* _Entries_
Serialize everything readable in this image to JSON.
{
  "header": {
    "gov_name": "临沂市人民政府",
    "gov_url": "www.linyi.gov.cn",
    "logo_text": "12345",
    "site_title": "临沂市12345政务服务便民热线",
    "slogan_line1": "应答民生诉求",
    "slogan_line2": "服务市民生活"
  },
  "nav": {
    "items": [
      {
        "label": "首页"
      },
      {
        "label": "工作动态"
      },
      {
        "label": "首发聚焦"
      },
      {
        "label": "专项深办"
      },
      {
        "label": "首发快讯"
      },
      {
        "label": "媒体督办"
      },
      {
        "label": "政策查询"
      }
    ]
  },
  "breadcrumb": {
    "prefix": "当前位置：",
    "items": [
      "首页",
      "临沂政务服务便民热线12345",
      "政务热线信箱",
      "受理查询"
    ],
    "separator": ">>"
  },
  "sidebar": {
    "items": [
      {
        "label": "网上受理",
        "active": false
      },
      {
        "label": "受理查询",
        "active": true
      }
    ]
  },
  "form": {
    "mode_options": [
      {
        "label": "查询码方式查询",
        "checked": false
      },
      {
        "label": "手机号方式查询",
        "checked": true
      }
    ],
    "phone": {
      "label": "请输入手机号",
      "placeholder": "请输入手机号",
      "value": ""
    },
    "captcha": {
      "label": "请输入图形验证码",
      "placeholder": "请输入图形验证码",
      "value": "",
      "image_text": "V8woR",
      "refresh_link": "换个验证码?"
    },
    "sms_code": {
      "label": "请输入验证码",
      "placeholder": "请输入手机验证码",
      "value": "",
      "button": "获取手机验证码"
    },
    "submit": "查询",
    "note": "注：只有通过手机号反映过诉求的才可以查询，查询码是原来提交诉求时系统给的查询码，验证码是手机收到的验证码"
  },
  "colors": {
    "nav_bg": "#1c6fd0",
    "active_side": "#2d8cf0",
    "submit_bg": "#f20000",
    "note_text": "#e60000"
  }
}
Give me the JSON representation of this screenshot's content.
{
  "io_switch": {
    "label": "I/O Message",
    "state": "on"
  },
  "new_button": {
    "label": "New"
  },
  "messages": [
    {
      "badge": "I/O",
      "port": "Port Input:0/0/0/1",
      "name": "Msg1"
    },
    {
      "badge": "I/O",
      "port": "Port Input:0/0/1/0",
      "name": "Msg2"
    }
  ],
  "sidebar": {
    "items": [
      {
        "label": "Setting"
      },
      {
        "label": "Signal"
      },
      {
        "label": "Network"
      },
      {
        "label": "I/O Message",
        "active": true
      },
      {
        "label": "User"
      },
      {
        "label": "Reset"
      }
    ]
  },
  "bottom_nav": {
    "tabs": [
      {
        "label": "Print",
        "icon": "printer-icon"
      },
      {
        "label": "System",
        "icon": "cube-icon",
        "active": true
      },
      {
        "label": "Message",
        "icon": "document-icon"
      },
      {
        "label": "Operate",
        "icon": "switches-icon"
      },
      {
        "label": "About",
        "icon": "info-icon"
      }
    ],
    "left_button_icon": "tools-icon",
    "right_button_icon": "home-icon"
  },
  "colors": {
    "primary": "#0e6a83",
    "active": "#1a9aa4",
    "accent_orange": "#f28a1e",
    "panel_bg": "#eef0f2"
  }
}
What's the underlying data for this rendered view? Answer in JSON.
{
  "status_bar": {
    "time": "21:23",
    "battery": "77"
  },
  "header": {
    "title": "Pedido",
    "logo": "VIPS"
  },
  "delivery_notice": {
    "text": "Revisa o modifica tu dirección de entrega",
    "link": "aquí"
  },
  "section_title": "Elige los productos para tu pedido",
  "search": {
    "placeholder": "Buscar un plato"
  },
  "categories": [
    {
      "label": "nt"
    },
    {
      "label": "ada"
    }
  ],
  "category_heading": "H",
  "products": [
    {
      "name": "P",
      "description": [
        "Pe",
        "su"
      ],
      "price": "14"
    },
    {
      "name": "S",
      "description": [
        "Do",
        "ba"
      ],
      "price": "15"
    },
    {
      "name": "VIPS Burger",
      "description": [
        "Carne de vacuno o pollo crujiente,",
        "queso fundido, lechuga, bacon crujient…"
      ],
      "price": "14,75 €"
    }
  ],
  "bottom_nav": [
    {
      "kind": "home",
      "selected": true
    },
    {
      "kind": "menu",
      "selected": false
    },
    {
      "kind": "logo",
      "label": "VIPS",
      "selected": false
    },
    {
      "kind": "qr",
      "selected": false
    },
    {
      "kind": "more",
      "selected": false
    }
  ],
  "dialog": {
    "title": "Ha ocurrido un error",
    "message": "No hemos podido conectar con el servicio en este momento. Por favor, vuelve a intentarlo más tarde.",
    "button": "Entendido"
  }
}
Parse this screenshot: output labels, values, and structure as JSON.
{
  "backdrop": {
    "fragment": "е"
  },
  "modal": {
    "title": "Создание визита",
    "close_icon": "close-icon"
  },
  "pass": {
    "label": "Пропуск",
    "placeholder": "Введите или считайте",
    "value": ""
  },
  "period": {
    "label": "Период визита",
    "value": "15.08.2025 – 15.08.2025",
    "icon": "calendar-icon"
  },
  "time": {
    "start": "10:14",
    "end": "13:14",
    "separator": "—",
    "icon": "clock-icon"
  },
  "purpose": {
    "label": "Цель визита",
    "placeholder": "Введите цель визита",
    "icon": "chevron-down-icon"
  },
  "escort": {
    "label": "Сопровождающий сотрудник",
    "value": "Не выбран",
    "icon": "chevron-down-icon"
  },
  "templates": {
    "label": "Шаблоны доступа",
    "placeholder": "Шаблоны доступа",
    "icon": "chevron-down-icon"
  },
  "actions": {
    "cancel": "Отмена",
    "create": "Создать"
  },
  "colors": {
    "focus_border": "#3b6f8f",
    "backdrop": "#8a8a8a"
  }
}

* _Set exercise_
Check each line above for the string "placeholder" and show the ones that have it.

* _Answer to this task_
      "placeholder": "请输入手机号",
      "placeholder": "请输入图形验证码",
      "placeholder": "请输入手机验证码",
    "placeholder": "Buscar un plato"
    "placeholder": "Введите или считайте",
    "placeholder": "Введите цель визита",
    "placeholder": "Шаблоны доступа",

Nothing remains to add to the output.